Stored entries
==================================================

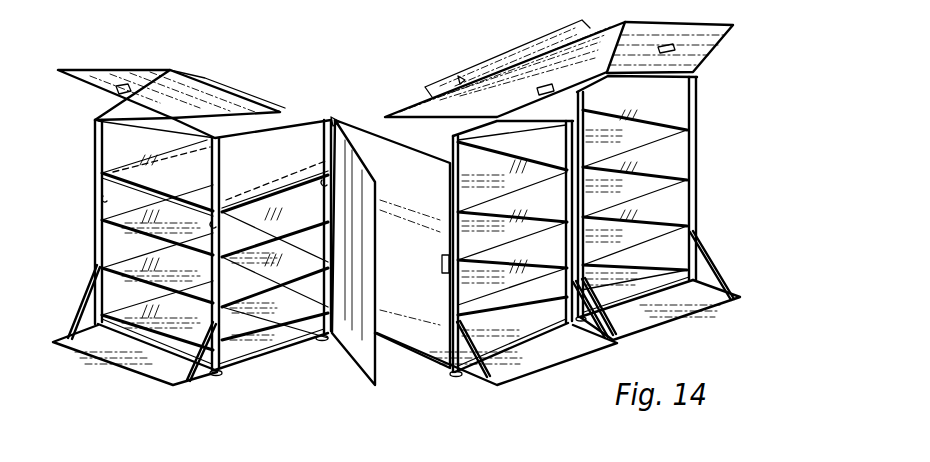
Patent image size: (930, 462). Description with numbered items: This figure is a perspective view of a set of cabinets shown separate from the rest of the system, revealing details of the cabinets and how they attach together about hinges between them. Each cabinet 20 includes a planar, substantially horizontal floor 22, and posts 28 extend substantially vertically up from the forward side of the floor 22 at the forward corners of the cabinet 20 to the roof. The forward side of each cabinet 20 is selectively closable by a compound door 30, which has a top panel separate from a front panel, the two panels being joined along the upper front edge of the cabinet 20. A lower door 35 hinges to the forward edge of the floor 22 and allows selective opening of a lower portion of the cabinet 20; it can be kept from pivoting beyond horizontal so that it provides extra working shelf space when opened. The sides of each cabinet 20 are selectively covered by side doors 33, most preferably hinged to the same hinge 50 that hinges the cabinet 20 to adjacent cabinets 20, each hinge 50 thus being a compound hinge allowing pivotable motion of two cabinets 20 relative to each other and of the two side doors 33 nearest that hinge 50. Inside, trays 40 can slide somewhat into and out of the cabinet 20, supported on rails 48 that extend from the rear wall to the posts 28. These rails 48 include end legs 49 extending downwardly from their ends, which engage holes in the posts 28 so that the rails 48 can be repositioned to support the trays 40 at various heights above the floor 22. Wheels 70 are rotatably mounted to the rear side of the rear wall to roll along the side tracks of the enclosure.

The cabinet 20 is at (253, 92).
The floor 22 is at (193, 340).
The post 28 is at (95, 263).
The compound door 30 is at (147, 82).
The side door 33 is at (358, 258).
The lower door 35 is at (140, 367).
The tray 40 is at (630, 137).
The rail 48 is at (128, 157).
The end leg 49 is at (104, 200).
The hinge 50 is at (335, 120).
The wheel 70 is at (215, 376).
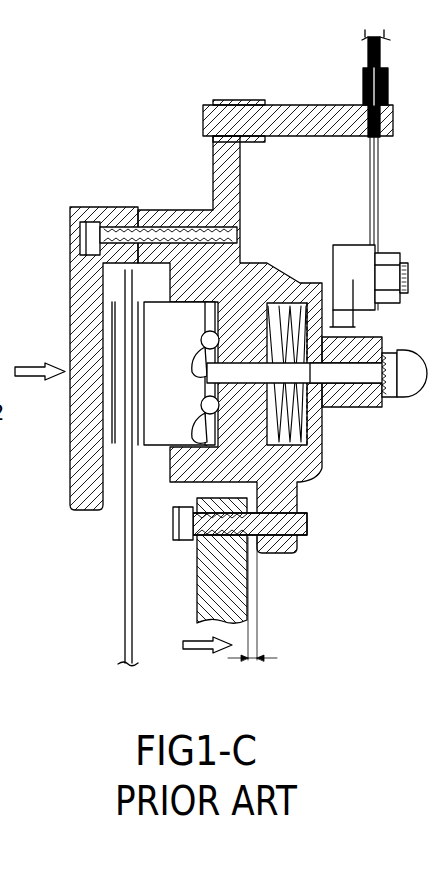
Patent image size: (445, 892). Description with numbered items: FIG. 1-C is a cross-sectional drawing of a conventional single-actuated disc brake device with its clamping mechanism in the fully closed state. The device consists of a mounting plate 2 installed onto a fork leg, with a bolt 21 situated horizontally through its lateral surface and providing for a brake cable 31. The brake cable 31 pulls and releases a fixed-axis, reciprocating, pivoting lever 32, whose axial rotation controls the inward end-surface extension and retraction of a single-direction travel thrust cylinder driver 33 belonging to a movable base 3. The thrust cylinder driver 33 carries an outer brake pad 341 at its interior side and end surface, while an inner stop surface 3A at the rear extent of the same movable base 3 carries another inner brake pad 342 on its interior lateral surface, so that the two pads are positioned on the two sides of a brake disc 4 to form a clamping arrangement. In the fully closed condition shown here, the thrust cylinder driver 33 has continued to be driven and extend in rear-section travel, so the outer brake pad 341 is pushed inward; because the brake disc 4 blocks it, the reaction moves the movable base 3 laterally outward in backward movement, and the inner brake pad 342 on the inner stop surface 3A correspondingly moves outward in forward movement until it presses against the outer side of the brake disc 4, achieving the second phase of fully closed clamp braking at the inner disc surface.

The mounting plate 2 is at (248, 600).
The bolt 21 is at (297, 550).
The movable base 3 is at (263, 270).
The inner stop surface 3A is at (82, 473).
The brake cable 31 is at (375, 187).
The pivoting lever 32 is at (355, 267).
The thrust cylinder driver 33 is at (183, 323).
The outer brake pad 341 is at (135, 423).
The inner brake pad 342 is at (120, 422).
The brake disc 4 is at (128, 585).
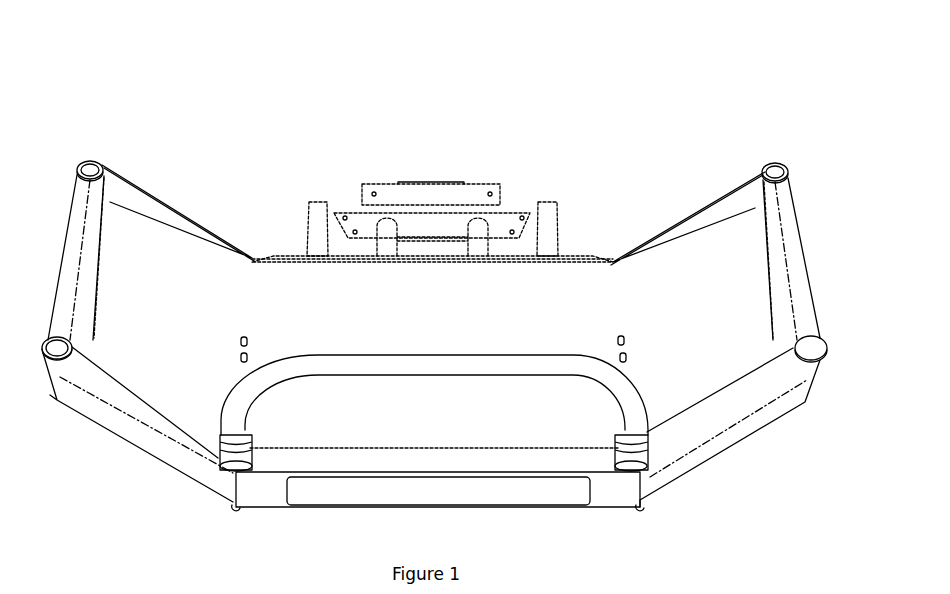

==================================================

Problem details> From the data above, extract every line that contains the string "bolt", treating uppercase and lowercase letters as distinct.

Written response>
Patent image size: (445, 892). Description with numbered items: FIG. 1-C is a cross-sectional drawing of a conventional single-actuated disc brake device with its clamping mechanism in the fully closed state. The device consists of a mounting plate 2 installed onto a fork leg, with a bolt 21 situated horizontally through its lateral surface and providing for a brake cable 31. The brake cable 31 pulls and releases a fixed-axis, reciprocating, pivoting lever 32, whose axial rotation controls the inward end-surface extension and retraction of a single-direction travel thrust cylinder driver 33 belonging to a movable base 3. The thrust cylinder driver 33 carries an outer brake pad 341 at its interior side and end surface, while an inner stop surface 3A at the rear extent of the same movable base 3 carries another inner brake pad 342 on its interior lateral surface, so that the two pads are positioned on the two sides of a brake disc 4 to form a clamping arrangement. In the fully closed condition shown here, the thrust cylinder driver 33 has continued to be driven and extend in rear-section travel, so the outer brake pad 341 is pushed inward; because the brake disc 4 blocks it, the reaction moves the movable base 3 laterally outward in backward movement, and the inner brake pad 342 on the inner stop surface 3A correspondingly moves outward in forward movement until it presses against the outer side of the brake disc 4, achieving the second phase of fully closed clamp braking at the inner disc surface.
The bolt 21 is at (297, 550).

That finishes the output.